**Excerpted records:**

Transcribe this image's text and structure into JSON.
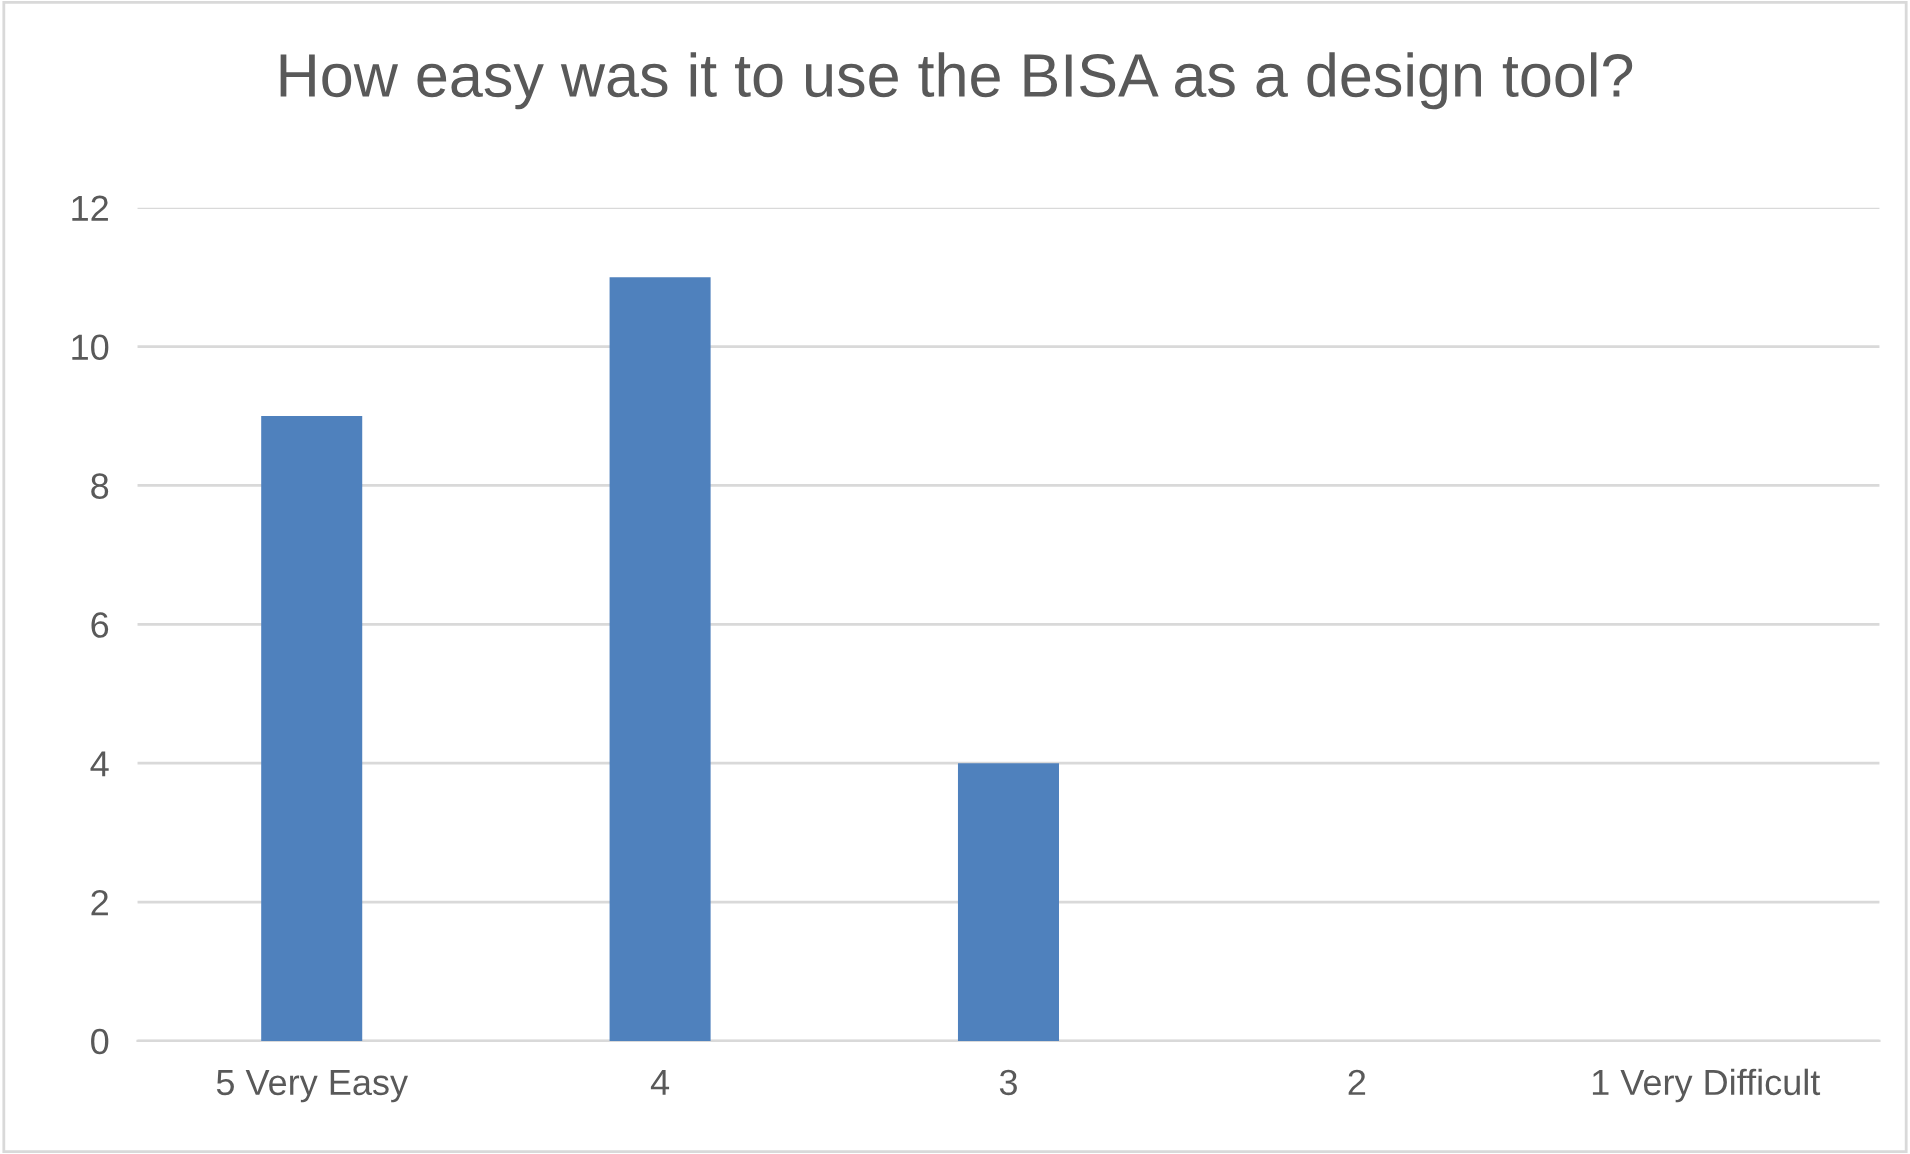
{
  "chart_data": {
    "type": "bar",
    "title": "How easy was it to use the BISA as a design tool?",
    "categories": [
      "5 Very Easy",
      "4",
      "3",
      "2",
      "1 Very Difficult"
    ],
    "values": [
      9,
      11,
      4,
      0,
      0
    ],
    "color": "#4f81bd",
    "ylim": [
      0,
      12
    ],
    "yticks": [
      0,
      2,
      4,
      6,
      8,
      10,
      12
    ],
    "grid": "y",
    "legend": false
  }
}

**Problem to solve:**
Skip every picture and transcribe the data above exactly.

**Exercise answer:**
Transcribe this image's text and structure into JSON.
{
  "chart_data": {
    "type": "bar",
    "title": "How easy was it to use the BISA as a design tool?",
    "categories": [
      "5 Very Easy",
      "4",
      "3",
      "2",
      "1 Very Difficult"
    ],
    "values": [
      9,
      11,
      4,
      0,
      0
    ],
    "color": "#4f81bd",
    "ylim": [
      0,
      12
    ],
    "yticks": [
      0,
      2,
      4,
      6,
      8,
      10,
      12
    ],
    "grid": "y",
    "legend": false
  }
}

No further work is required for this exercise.